▶ [Do this] Transcribe all of the material exactly, except for its pictures.

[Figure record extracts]
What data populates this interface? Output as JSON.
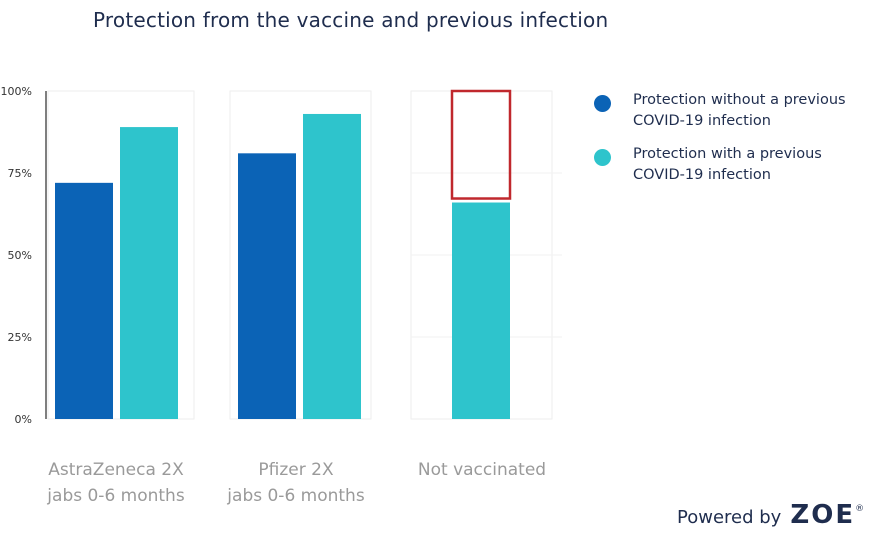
{
  "chart_data": {
    "type": "bar",
    "title": "Protection from the vaccine and previous infection",
    "categories": [
      [
        "AstraZeneca 2X",
        "jabs 0-6 months"
      ],
      [
        "Pfizer 2X",
        "jabs 0-6 months"
      ],
      [
        "Not vaccinated"
      ]
    ],
    "series": [
      {
        "name": "Protection without a previous COVID-19 infection",
        "color": "#0b63b6",
        "values": [
          72,
          81,
          null
        ]
      },
      {
        "name": "Protection with a previous COVID-19 infection",
        "color": "#2ec4cc",
        "values": [
          89,
          93,
          66
        ]
      }
    ],
    "ylim": [
      0,
      100
    ],
    "yticks": [
      "0%",
      "25%",
      "50%",
      "75%",
      "100%"
    ],
    "ytick_values": [
      0,
      25,
      50,
      75,
      100
    ],
    "grid": false,
    "legend_position": "right",
    "annotation": {
      "type": "highlight-box",
      "color": "#c0282d",
      "category_index": 2,
      "y_range": [
        66,
        100
      ]
    }
  },
  "brand": {
    "prefix": "Powered by",
    "logo": "ZOE",
    "reg": "®"
  }
}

▶ [The completed task]
What data populates this interface? Output as JSON.
{
  "chart_data": {
    "type": "bar",
    "title": "Protection from the vaccine and previous infection",
    "categories": [
      [
        "AstraZeneca 2X",
        "jabs 0-6 months"
      ],
      [
        "Pfizer 2X",
        "jabs 0-6 months"
      ],
      [
        "Not vaccinated"
      ]
    ],
    "series": [
      {
        "name": "Protection without a previous COVID-19 infection",
        "color": "#0b63b6",
        "values": [
          72,
          81,
          null
        ]
      },
      {
        "name": "Protection with a previous COVID-19 infection",
        "color": "#2ec4cc",
        "values": [
          89,
          93,
          66
        ]
      }
    ],
    "ylim": [
      0,
      100
    ],
    "yticks": [
      "0%",
      "25%",
      "50%",
      "75%",
      "100%"
    ],
    "ytick_values": [
      0,
      25,
      50,
      75,
      100
    ],
    "grid": false,
    "legend_position": "right",
    "annotation": {
      "type": "highlight-box",
      "color": "#c0282d",
      "category_index": 2,
      "y_range": [
        66,
        100
      ]
    }
  },
  "brand": {
    "prefix": "Powered by",
    "logo": "ZOE",
    "reg": "®"
  }
}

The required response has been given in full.